▶ [SUPPLIED INFORMATION]
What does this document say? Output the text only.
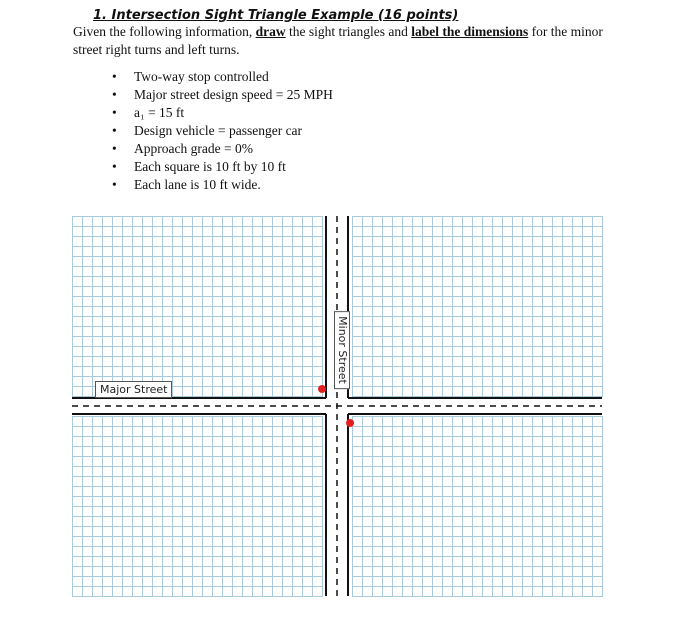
1. Intersection Sight Triangle Example (16 points)
Given the following information, draw the sight triangles and label the dimensions for the minor street right turns and left turns.
• Two-way stop controlled
• Major street design speed = 25 MPH
• a₁ = 15 ft
• Design vehicle = passenger car
• Approach grade = 0%
• Each square is 10 ft by 10 ft
• Each lane is 10 ft wide.
Major Street
Minor Street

▶ [PROBLEM STATEMENT]
Go through the listing above and write it out again exactly, dropping the pictures.

▶ [COMPLETE OUTPUT]
What does this document say? Output the text only.
1. Intersection Sight Triangle Example (16 points)
Given the following information, draw the sight triangles and label the dimensions for the minor street right turns and left turns.
• Two-way stop controlled
• Major street design speed = 25 MPH
• a₁ = 15 ft
• Design vehicle = passenger car
• Approach grade = 0%
• Each square is 10 ft by 10 ft
• Each lane is 10 ft wide.
Major Street
Minor Street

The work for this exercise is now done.